Data excerpts:
━━━━━━━━━━

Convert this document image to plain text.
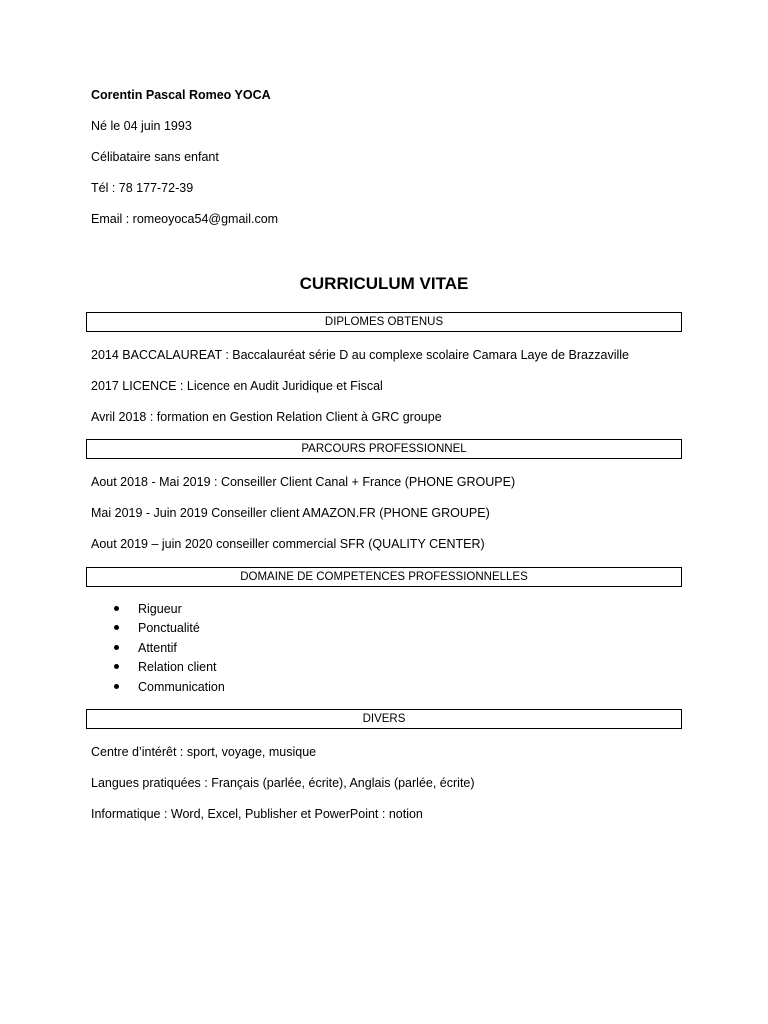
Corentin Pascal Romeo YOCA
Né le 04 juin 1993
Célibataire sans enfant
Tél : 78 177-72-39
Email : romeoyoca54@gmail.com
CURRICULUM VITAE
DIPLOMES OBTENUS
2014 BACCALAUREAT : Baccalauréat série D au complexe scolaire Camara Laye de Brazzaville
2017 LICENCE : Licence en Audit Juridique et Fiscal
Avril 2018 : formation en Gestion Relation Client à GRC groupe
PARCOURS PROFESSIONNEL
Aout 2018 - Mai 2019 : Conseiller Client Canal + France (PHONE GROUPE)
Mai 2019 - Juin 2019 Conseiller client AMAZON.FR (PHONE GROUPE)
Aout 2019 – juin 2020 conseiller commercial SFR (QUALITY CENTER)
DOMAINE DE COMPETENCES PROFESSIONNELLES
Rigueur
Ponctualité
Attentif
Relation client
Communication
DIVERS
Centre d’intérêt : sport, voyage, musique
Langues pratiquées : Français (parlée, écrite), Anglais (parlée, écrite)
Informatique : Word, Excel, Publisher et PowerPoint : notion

━━━━━━━━━━

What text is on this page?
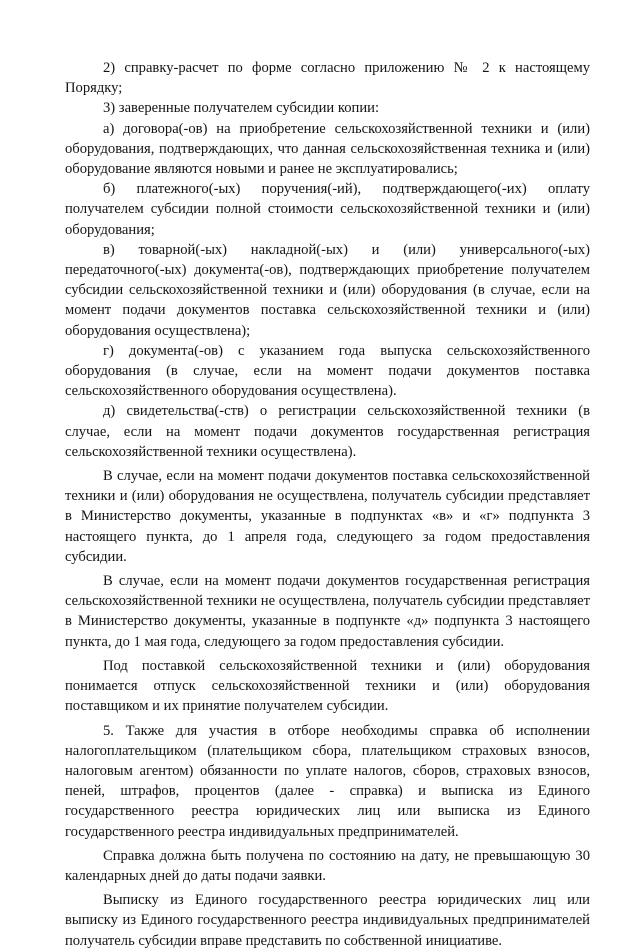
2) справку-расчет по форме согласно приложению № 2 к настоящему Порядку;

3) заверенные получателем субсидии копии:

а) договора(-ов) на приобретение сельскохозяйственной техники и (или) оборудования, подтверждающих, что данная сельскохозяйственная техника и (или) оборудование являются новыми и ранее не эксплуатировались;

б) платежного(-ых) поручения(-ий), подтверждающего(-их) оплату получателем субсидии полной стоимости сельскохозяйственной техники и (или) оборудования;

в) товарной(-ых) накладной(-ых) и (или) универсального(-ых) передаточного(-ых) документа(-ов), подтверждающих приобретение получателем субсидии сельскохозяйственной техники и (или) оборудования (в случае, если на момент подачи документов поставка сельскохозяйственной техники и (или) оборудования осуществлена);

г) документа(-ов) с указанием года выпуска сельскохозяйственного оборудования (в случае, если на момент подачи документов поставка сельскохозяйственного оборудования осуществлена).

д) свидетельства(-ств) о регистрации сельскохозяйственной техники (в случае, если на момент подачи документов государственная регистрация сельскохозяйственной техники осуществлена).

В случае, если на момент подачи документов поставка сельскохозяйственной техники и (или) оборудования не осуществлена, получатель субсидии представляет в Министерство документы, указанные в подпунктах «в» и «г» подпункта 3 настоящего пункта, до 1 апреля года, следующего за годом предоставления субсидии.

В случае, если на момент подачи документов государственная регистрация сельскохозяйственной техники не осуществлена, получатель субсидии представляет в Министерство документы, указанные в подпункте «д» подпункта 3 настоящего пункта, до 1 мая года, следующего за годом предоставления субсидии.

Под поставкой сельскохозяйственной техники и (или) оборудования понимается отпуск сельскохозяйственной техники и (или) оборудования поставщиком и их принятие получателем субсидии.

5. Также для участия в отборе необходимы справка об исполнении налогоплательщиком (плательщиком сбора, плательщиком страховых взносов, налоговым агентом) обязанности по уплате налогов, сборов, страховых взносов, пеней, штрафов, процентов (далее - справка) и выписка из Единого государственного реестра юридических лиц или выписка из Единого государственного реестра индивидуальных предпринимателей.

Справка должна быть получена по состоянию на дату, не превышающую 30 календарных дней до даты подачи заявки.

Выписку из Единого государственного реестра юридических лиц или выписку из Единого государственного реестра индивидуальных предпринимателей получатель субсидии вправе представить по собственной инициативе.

━━━━━━━━━━

# PROBLEM REQUIREMENTS:
Find all lines holding the string "подачи" and copy them.

# RESULT OF THE EXERCISE:
в) товарной(-ых) накладной(-ых) и (или) универсального(-ых) передаточного(-ых) документа(-ов), подтверждающих приобретение получателем субсидии сельскохозяйственной техники и (или) оборудования (в случае, если на момент подачи документов поставка сельскохозяйственной техники и (или) оборудования осуществлена);
г) документа(-ов) с указанием года выпуска сельскохозяйственного оборудования (в случае, если на момент подачи документов поставка сельскохозяйственного оборудования осуществлена).
д) свидетельства(-ств) о регистрации сельскохозяйственной техники (в случае, если на момент подачи документов государственная регистрация сельскохозяйственной техники осуществлена).
В случае, если на момент подачи документов поставка сельскохозяйственной техники и (или) оборудования не осуществлена, получатель субсидии представляет в Министерство документы, указанные в подпунктах «в» и «г» подпункта 3 настоящего пункта, до 1 апреля года, следующего за годом предоставления субсидии.
В случае, если на момент подачи документов государственная регистрация сельскохозяйственной техники не осуществлена, получатель субсидии представляет в Министерство документы, указанные в подпункте «д» подпункта 3 настоящего пункта, до 1 мая года, следующего за годом предоставления субсидии.
Справка должна быть получена по состоянию на дату, не превышающую 30 календарных дней до даты подачи заявки.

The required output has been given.